╭──

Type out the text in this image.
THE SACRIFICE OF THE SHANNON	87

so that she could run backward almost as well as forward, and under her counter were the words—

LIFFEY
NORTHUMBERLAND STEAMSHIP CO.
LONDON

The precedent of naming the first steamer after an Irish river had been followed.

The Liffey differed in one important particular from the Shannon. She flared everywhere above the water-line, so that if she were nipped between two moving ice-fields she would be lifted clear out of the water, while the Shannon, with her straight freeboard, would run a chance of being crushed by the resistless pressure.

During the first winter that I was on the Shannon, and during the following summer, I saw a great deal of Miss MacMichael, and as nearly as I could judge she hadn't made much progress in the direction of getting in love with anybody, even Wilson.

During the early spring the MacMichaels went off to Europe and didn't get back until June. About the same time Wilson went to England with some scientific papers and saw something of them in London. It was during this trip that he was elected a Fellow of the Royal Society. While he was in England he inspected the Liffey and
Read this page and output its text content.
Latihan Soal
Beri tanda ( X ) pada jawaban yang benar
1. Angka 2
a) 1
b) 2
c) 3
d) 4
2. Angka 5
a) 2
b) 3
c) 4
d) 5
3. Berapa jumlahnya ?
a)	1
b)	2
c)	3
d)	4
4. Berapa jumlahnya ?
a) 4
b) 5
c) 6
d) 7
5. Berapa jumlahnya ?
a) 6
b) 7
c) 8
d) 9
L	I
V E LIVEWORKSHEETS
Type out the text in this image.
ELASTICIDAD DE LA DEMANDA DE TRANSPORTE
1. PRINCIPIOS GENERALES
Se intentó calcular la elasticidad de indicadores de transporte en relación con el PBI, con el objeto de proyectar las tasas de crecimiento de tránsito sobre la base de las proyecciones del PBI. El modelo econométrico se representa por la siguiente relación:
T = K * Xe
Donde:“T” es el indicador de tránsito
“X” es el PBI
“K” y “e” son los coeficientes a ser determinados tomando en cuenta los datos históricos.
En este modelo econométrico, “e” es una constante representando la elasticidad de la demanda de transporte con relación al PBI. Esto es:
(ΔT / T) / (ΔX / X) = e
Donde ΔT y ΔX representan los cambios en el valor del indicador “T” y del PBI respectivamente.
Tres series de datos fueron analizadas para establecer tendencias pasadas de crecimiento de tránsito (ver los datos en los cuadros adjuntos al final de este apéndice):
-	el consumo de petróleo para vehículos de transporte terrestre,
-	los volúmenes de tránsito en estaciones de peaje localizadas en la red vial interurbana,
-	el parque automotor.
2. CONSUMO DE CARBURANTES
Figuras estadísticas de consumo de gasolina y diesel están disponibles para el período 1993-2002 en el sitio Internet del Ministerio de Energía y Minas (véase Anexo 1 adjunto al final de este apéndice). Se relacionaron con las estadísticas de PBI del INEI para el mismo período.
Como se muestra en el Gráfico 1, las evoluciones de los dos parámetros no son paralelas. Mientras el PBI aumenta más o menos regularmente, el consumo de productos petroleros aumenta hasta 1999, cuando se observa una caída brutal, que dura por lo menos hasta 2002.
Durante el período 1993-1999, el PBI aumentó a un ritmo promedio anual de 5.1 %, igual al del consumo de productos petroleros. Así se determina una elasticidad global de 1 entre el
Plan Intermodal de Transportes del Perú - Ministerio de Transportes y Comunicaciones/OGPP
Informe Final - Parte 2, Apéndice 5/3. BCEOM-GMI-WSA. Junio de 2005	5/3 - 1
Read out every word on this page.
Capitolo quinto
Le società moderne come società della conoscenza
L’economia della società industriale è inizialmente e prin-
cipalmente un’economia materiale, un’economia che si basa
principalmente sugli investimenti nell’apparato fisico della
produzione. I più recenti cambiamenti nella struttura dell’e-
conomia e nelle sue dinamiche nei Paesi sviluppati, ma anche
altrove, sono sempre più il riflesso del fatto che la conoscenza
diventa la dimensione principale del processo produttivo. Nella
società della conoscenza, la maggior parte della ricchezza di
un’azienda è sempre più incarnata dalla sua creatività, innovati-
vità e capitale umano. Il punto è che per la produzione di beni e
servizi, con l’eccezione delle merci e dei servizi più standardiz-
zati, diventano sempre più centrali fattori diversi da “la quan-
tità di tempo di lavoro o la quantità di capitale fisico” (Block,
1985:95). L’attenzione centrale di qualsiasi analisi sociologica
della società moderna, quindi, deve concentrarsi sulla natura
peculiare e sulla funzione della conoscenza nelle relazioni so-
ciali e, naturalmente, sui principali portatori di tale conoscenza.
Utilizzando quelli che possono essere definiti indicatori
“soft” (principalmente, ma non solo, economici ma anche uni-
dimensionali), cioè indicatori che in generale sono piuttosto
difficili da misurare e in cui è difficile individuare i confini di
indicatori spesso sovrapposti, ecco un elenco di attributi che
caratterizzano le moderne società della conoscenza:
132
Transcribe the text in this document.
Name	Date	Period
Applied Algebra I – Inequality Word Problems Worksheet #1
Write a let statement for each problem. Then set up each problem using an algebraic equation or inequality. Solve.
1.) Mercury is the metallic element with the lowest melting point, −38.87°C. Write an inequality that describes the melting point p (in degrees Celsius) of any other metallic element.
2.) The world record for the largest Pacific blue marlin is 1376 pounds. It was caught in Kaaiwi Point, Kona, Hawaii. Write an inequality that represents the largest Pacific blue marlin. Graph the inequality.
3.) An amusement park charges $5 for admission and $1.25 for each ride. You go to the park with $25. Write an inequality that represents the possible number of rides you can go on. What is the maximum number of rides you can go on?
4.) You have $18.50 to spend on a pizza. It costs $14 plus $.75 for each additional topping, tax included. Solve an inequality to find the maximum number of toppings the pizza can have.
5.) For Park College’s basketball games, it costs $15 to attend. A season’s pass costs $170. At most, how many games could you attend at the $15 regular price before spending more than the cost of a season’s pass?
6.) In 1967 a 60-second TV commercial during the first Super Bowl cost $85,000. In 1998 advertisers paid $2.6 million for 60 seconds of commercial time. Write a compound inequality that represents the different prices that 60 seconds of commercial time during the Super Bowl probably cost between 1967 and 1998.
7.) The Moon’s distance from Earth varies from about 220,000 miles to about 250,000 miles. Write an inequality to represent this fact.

╰──

▶ Exercise instructions: Each line above must be reproduced exactly as it stands.

▶ Reply to the task:
Type out the text in this image.
THE SACRIFICE OF THE SHANNON	87

so that she could run backward almost as well as forward, and under her counter were the words—

LIFFEY
NORTHUMBERLAND STEAMSHIP CO.
LONDON

The precedent of naming the first steamer after an Irish river had been followed.

The Liffey differed in one important particular from the Shannon. She flared everywhere above the water-line, so that if she were nipped between two moving ice-fields she would be lifted clear out of the water, while the Shannon, with her straight freeboard, would run a chance of being crushed by the resistless pressure.

During the first winter that I was on the Shannon, and during the following summer, I saw a great deal of Miss MacMichael, and as nearly as I could judge she hadn't made much progress in the direction of getting in love with anybody, even Wilson.

During the early spring the MacMichaels went off to Europe and didn't get back until June. About the same time Wilson went to England with some scientific papers and saw something of them in London. It was during this trip that he was elected a Fellow of the Royal Society. While he was in England he inspected the Liffey and
Read this page and output its text content.
Latihan Soal
Beri tanda ( X ) pada jawaban yang benar
1. Angka 2
a) 1
b) 2
c) 3
d) 4
2. Angka 5
a) 2
b) 3
c) 4
d) 5
3. Berapa jumlahnya ?
a)	1
b)	2
c)	3
d)	4
4. Berapa jumlahnya ?
a) 4
b) 5
c) 6
d) 7
5. Berapa jumlahnya ?
a) 6
b) 7
c) 8
d) 9
L	I
V E LIVEWORKSHEETS
Type out the text in this image.
ELASTICIDAD DE LA DEMANDA DE TRANSPORTE
1. PRINCIPIOS GENERALES
Se intentó calcular la elasticidad de indicadores de transporte en relación con el PBI, con el objeto de proyectar las tasas de crecimiento de tránsito sobre la base de las proyecciones del PBI. El modelo econométrico se representa por la siguiente relación:
T = K * Xe
Donde:“T” es el indicador de tránsito
“X” es el PBI
“K” y “e” son los coeficientes a ser determinados tomando en cuenta los datos históricos.
En este modelo econométrico, “e” es una constante representando la elasticidad de la demanda de transporte con relación al PBI. Esto es:
(ΔT / T) / (ΔX / X) = e
Donde ΔT y ΔX representan los cambios en el valor del indicador “T” y del PBI respectivamente.
Tres series de datos fueron analizadas para establecer tendencias pasadas de crecimiento de tránsito (ver los datos en los cuadros adjuntos al final de este apéndice):
-	el consumo de petróleo para vehículos de transporte terrestre,
-	los volúmenes de tránsito en estaciones de peaje localizadas en la red vial interurbana,
-	el parque automotor.
2. CONSUMO DE CARBURANTES
Figuras estadísticas de consumo de gasolina y diesel están disponibles para el período 1993-2002 en el sitio Internet del Ministerio de Energía y Minas (véase Anexo 1 adjunto al final de este apéndice). Se relacionaron con las estadísticas de PBI del INEI para el mismo período.
Como se muestra en el Gráfico 1, las evoluciones de los dos parámetros no son paralelas. Mientras el PBI aumenta más o menos regularmente, el consumo de productos petroleros aumenta hasta 1999, cuando se observa una caída brutal, que dura por lo menos hasta 2002.
Durante el período 1993-1999, el PBI aumentó a un ritmo promedio anual de 5.1 %, igual al del consumo de productos petroleros. Así se determina una elasticidad global de 1 entre el
Plan Intermodal de Transportes del Perú - Ministerio de Transportes y Comunicaciones/OGPP
Informe Final - Parte 2, Apéndice 5/3. BCEOM-GMI-WSA. Junio de 2005	5/3 - 1
Read out every word on this page.
Capitolo quinto
Le società moderne come società della conoscenza
L’economia della società industriale è inizialmente e prin-
cipalmente un’economia materiale, un’economia che si basa
principalmente sugli investimenti nell’apparato fisico della
produzione. I più recenti cambiamenti nella struttura dell’e-
conomia e nelle sue dinamiche nei Paesi sviluppati, ma anche
altrove, sono sempre più il riflesso del fatto che la conoscenza
diventa la dimensione principale del processo produttivo. Nella
società della conoscenza, la maggior parte della ricchezza di
un’azienda è sempre più incarnata dalla sua creatività, innovati-
vità e capitale umano. Il punto è che per la produzione di beni e
servizi, con l’eccezione delle merci e dei servizi più standardiz-
zati, diventano sempre più centrali fattori diversi da “la quan-
tità di tempo di lavoro o la quantità di capitale fisico” (Block,
1985:95). L’attenzione centrale di qualsiasi analisi sociologica
della società moderna, quindi, deve concentrarsi sulla natura
peculiare e sulla funzione della conoscenza nelle relazioni so-
ciali e, naturalmente, sui principali portatori di tale conoscenza.
Utilizzando quelli che possono essere definiti indicatori
“soft” (principalmente, ma non solo, economici ma anche uni-
dimensionali), cioè indicatori che in generale sono piuttosto
difficili da misurare e in cui è difficile individuare i confini di
indicatori spesso sovrapposti, ecco un elenco di attributi che
caratterizzano le moderne società della conoscenza:
132
Transcribe the text in this document.
Name	Date	Period
Applied Algebra I – Inequality Word Problems Worksheet #1
Write a let statement for each problem. Then set up each problem using an algebraic equation or inequality. Solve.
1.) Mercury is the metallic element with the lowest melting point, −38.87°C. Write an inequality that describes the melting point p (in degrees Celsius) of any other metallic element.
2.) The world record for the largest Pacific blue marlin is 1376 pounds. It was caught in Kaaiwi Point, Kona, Hawaii. Write an inequality that represents the largest Pacific blue marlin. Graph the inequality.
3.) An amusement park charges $5 for admission and $1.25 for each ride. You go to the park with $25. Write an inequality that represents the possible number of rides you can go on. What is the maximum number of rides you can go on?
4.) You have $18.50 to spend on a pizza. It costs $14 plus $.75 for each additional topping, tax included. Solve an inequality to find the maximum number of toppings the pizza can have.
5.) For Park College’s basketball games, it costs $15 to attend. A season’s pass costs $170. At most, how many games could you attend at the $15 regular price before spending more than the cost of a season’s pass?
6.) In 1967 a 60-second TV commercial during the first Super Bowl cost $85,000. In 1998 advertisers paid $2.6 million for 60 seconds of commercial time. Write a compound inequality that represents the different prices that 60 seconds of commercial time during the Super Bowl probably cost between 1967 and 1998.
7.) The Moon’s distance from Earth varies from about 220,000 miles to about 250,000 miles. Write an inequality to represent this fact.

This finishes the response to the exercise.